_Goal:_
Swap every occurrence of "series-line" in the listing below for "data-line", and reproduce the listing with everything else unchanged.

** Begin Records provided **

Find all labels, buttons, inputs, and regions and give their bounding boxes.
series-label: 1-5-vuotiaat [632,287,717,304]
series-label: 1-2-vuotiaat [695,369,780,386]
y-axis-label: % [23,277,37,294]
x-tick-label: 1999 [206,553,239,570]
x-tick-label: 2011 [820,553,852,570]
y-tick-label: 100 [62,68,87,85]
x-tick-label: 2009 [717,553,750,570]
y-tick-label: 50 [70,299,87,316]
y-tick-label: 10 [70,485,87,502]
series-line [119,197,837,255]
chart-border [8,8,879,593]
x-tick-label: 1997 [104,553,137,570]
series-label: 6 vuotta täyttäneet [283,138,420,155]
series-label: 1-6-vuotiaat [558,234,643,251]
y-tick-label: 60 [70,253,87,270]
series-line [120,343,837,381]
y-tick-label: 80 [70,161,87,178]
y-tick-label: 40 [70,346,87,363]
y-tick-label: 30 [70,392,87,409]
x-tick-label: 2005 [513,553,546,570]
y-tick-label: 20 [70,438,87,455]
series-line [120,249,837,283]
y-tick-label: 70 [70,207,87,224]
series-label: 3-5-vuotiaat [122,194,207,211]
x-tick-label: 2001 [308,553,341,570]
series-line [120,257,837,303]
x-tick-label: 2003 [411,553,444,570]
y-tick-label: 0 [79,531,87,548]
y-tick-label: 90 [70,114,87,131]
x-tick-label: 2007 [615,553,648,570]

** End Records provided **

_Written solution:_
Find all labels, buttons, inputs, and regions and give their bounding boxes.
series-label: 1-5-vuotiaat [632,287,717,304]
series-label: 1-2-vuotiaat [695,369,780,386]
y-axis-label: % [23,277,37,294]
x-tick-label: 1999 [206,553,239,570]
x-tick-label: 2011 [820,553,852,570]
y-tick-label: 100 [62,68,87,85]
x-tick-label: 2009 [717,553,750,570]
y-tick-label: 50 [70,299,87,316]
y-tick-label: 10 [70,485,87,502]
data-line [119,197,837,255]
chart-border [8,8,879,593]
x-tick-label: 1997 [104,553,137,570]
series-label: 6 vuotta täyttäneet [283,138,420,155]
series-label: 1-6-vuotiaat [558,234,643,251]
y-tick-label: 60 [70,253,87,270]
data-line [120,343,837,381]
y-tick-label: 80 [70,161,87,178]
y-tick-label: 40 [70,346,87,363]
y-tick-label: 30 [70,392,87,409]
x-tick-label: 2005 [513,553,546,570]
y-tick-label: 20 [70,438,87,455]
data-line [120,249,837,283]
y-tick-label: 70 [70,207,87,224]
series-label: 3-5-vuotiaat [122,194,207,211]
x-tick-label: 2001 [308,553,341,570]
data-line [120,257,837,303]
x-tick-label: 2003 [411,553,444,570]
y-tick-label: 0 [79,531,87,548]
y-tick-label: 90 [70,114,87,131]
x-tick-label: 2007 [615,553,648,570]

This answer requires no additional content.